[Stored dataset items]
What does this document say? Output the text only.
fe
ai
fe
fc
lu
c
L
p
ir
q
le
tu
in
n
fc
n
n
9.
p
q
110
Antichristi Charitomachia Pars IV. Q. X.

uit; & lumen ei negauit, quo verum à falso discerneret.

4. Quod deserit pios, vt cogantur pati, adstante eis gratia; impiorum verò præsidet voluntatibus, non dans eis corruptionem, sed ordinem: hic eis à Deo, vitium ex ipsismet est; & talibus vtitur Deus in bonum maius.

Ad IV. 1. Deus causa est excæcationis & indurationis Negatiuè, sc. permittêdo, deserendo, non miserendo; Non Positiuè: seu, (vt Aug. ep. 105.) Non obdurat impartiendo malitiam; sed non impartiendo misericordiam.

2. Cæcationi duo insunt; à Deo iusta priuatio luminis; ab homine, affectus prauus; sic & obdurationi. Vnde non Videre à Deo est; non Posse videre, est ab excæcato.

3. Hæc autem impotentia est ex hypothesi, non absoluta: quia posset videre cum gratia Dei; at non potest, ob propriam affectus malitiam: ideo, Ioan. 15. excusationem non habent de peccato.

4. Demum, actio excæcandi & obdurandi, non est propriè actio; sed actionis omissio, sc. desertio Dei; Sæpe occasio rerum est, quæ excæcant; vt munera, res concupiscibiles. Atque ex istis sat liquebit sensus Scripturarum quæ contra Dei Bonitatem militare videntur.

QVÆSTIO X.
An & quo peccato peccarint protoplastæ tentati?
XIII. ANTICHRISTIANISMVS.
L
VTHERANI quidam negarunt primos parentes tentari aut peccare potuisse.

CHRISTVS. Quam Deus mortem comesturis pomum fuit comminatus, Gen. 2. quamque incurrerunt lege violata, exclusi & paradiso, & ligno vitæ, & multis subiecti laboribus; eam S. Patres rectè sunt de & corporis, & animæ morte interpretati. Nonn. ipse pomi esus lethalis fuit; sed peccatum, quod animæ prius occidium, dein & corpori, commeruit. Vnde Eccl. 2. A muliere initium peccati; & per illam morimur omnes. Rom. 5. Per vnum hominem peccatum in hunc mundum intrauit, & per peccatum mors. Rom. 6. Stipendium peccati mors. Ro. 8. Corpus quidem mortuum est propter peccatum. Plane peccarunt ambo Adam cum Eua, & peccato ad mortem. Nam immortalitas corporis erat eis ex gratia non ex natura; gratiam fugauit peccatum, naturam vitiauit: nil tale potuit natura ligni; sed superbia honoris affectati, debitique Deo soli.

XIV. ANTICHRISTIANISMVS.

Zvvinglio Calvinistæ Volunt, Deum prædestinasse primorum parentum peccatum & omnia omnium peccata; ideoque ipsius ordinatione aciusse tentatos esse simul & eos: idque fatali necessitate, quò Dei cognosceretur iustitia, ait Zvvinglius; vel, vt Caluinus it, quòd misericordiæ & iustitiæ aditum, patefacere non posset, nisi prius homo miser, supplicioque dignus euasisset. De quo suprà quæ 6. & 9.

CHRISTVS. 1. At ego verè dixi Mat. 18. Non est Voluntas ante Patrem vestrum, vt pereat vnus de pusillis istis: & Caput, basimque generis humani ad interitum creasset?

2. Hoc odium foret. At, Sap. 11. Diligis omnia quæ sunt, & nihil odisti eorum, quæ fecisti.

Goal — From the listing above, pick out every line containing "affectus".

Written reply —
2. Cæcationi duo insunt; à Deo iusta priuatio luminis; ab homine, affectus prauus; sic & obdurationi. Vnde non Videre à Deo est; non Posse videre, est ab excæcato.
3. Hæc autem impotentia est ex hypothesi, non absoluta: quia posset videre cum gratia Dei; at non potest, ob propriam affectus malitiam: ideo, Ioan. 15. excusationem non habent de peccato.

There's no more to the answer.